◆ Stated exercise ◆
In the listing below, locate the lines bearing the word "unauthorised". Copy every one of them.

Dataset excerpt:
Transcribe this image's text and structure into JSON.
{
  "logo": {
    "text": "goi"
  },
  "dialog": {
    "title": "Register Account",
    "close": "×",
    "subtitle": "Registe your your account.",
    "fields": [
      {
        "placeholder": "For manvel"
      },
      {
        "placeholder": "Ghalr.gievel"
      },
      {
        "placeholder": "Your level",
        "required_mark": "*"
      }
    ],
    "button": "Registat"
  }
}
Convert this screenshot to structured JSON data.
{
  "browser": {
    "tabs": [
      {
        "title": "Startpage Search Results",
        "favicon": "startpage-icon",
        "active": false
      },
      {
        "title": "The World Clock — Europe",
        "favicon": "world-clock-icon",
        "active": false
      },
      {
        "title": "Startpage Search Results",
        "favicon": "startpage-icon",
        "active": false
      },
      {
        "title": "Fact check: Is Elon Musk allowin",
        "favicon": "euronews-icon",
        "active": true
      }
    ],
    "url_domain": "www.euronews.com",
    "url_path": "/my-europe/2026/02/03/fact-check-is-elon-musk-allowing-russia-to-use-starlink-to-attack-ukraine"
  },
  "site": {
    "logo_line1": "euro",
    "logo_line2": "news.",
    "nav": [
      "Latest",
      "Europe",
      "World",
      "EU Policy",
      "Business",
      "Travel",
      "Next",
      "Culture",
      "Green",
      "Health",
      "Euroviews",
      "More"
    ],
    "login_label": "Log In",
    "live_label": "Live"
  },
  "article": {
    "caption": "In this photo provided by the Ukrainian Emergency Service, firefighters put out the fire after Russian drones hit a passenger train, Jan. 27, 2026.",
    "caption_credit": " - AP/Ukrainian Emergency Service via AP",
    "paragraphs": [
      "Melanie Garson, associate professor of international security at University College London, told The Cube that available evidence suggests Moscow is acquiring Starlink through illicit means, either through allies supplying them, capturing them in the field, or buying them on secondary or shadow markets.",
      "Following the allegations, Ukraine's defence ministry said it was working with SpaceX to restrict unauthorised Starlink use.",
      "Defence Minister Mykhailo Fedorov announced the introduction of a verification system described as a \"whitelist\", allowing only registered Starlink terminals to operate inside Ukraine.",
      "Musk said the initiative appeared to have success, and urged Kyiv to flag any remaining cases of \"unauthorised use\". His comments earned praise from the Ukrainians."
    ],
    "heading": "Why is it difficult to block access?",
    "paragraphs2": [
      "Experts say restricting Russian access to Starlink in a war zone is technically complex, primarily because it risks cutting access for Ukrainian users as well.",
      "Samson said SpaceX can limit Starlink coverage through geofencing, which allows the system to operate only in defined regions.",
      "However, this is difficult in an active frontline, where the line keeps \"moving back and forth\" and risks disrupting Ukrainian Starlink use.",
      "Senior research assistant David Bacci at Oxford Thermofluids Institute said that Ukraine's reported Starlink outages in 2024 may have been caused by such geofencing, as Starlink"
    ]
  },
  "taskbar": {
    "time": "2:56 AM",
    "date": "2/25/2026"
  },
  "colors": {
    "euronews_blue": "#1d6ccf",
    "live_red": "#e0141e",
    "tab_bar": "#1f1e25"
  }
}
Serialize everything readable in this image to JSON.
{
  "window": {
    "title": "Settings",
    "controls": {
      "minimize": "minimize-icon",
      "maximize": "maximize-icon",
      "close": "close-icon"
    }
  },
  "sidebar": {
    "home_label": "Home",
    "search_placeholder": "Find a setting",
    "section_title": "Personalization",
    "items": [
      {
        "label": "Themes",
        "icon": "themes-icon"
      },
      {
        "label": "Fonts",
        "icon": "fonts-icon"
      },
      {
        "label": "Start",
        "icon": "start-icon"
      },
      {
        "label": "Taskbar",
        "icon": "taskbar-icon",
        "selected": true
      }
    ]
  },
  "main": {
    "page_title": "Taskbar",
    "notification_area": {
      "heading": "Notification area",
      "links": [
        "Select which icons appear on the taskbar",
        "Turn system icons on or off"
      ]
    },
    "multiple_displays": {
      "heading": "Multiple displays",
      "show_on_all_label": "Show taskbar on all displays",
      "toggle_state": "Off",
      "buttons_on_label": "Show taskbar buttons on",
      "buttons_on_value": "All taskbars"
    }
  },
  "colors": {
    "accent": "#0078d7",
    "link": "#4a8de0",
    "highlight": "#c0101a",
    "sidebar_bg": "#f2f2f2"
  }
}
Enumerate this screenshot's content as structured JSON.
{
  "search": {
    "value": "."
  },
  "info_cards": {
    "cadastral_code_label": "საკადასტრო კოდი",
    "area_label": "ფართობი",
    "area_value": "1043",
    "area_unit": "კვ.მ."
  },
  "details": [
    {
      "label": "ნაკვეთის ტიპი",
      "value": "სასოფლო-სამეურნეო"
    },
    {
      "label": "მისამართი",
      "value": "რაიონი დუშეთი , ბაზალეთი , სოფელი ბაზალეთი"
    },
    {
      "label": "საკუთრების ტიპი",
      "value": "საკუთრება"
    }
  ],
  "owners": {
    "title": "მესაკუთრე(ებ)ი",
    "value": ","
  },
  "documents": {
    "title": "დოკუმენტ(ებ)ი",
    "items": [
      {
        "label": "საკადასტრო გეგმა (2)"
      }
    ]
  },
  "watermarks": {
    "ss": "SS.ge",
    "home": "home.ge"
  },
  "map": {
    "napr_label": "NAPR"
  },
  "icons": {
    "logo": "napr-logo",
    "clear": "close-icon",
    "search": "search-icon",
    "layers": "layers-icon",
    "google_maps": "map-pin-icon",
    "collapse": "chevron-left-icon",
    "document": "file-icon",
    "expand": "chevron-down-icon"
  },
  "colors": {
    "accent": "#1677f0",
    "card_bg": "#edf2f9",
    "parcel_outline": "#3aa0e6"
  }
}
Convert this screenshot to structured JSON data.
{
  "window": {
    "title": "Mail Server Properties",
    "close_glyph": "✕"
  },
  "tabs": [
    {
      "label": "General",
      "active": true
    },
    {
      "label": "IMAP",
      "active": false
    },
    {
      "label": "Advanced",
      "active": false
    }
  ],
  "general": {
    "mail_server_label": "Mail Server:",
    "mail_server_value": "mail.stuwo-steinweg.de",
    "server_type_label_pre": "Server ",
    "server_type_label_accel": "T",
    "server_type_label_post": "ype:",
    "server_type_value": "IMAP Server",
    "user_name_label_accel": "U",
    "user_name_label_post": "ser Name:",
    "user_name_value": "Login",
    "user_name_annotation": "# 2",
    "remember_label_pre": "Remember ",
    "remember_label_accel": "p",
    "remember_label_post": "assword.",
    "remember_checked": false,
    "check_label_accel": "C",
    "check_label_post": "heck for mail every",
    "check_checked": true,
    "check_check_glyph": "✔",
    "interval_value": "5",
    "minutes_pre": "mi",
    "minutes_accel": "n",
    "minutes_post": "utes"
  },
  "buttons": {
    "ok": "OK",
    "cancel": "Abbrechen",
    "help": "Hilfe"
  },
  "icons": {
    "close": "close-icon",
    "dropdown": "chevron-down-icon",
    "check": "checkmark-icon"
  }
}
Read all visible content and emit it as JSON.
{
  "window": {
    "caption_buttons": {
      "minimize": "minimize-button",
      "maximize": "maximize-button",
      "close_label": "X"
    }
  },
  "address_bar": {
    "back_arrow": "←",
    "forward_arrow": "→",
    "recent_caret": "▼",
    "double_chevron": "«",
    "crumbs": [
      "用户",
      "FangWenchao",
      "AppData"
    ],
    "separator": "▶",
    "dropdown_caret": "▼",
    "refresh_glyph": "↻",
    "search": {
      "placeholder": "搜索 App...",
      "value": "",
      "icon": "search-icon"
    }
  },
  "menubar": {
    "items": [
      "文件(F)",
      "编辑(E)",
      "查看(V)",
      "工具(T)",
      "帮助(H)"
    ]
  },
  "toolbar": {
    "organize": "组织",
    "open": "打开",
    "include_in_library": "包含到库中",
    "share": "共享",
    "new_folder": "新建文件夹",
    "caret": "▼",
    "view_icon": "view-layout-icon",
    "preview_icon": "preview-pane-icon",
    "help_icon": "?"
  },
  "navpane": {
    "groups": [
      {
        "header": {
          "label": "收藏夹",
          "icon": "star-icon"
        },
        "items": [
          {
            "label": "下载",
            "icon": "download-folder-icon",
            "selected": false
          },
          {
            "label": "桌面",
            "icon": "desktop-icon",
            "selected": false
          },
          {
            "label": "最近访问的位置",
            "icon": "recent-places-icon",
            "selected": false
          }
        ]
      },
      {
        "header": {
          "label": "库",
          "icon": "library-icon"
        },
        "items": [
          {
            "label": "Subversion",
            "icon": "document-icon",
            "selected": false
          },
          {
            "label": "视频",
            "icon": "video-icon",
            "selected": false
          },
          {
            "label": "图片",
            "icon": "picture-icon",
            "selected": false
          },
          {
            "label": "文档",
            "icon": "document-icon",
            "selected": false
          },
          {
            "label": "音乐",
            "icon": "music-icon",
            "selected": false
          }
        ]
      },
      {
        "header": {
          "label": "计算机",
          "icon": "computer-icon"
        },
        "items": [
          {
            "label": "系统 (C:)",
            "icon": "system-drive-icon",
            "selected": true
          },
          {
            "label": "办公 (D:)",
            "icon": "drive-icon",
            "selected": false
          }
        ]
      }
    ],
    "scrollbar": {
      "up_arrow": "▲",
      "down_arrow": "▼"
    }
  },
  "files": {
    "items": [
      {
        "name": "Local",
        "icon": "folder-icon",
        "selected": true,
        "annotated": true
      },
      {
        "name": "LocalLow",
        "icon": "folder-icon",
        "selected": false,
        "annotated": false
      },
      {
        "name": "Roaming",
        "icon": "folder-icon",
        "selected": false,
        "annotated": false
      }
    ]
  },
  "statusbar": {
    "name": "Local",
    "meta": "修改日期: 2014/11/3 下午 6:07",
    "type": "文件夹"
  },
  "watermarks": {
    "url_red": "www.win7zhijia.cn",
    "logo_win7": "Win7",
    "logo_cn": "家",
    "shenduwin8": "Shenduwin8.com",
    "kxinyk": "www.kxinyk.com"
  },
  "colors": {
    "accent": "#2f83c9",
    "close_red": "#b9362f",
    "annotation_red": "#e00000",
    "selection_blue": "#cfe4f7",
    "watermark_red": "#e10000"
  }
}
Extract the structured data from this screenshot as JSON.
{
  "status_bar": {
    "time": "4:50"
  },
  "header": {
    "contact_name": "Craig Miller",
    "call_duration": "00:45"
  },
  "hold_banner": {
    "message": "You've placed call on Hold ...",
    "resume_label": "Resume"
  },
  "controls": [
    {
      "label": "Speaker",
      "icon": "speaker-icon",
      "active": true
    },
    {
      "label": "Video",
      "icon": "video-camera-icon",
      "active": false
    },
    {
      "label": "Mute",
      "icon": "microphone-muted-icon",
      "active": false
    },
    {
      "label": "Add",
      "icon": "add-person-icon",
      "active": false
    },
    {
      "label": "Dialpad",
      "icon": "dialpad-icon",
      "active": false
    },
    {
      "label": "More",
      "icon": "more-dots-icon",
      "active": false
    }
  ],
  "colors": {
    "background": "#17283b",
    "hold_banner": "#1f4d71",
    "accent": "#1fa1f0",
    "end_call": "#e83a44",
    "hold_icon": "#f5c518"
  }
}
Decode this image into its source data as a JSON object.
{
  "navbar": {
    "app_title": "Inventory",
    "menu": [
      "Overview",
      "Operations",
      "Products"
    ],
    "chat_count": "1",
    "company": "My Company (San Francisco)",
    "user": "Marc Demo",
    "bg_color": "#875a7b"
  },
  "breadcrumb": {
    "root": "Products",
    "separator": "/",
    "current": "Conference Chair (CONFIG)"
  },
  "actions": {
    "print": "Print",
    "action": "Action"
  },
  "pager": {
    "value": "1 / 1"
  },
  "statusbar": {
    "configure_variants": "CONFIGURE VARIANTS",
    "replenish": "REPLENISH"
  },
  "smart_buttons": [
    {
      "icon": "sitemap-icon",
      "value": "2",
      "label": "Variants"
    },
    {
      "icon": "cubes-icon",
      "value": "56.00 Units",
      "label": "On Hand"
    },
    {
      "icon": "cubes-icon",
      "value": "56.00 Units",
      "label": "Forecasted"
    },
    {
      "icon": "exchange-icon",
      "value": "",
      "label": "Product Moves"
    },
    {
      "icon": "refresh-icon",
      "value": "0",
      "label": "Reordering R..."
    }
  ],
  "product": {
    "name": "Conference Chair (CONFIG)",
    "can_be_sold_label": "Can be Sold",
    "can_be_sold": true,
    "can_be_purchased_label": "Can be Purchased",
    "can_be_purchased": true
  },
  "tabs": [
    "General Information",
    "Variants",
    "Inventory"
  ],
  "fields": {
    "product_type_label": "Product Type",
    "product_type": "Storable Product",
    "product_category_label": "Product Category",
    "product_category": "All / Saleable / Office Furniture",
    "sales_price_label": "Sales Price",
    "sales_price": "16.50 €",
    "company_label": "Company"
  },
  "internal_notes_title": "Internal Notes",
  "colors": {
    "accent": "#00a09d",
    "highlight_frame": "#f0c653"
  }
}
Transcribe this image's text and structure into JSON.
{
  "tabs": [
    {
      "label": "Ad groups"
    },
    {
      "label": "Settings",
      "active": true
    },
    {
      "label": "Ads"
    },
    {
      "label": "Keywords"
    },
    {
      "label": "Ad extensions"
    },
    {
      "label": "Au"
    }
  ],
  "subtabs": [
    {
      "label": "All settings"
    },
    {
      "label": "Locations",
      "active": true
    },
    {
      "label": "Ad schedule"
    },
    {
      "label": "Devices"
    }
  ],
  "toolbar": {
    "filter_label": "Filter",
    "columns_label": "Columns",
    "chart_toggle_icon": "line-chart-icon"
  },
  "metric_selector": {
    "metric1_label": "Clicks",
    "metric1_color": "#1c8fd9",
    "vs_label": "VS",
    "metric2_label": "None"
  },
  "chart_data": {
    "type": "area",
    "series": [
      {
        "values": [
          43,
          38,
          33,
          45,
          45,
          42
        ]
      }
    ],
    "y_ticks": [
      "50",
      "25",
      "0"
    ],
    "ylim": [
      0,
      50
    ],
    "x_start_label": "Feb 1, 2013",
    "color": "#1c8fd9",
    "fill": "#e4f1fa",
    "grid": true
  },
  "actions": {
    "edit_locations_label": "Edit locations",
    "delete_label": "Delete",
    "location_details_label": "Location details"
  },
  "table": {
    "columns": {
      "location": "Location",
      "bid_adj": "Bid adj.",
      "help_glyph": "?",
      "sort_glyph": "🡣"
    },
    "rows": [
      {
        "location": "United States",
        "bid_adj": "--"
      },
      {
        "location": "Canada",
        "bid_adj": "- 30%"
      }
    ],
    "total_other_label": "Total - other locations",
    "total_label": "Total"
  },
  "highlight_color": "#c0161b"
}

◆ Task response ◆
      "Following the allegations, Ukraine's defence ministry said it was working with SpaceX to restrict unauthorised Starlink use.",
      "Musk said the initiative appeared to have success, and urged Kyiv to flag any remaining cases of \"unauthorised use\". His comments earned praise from the Ukrainians."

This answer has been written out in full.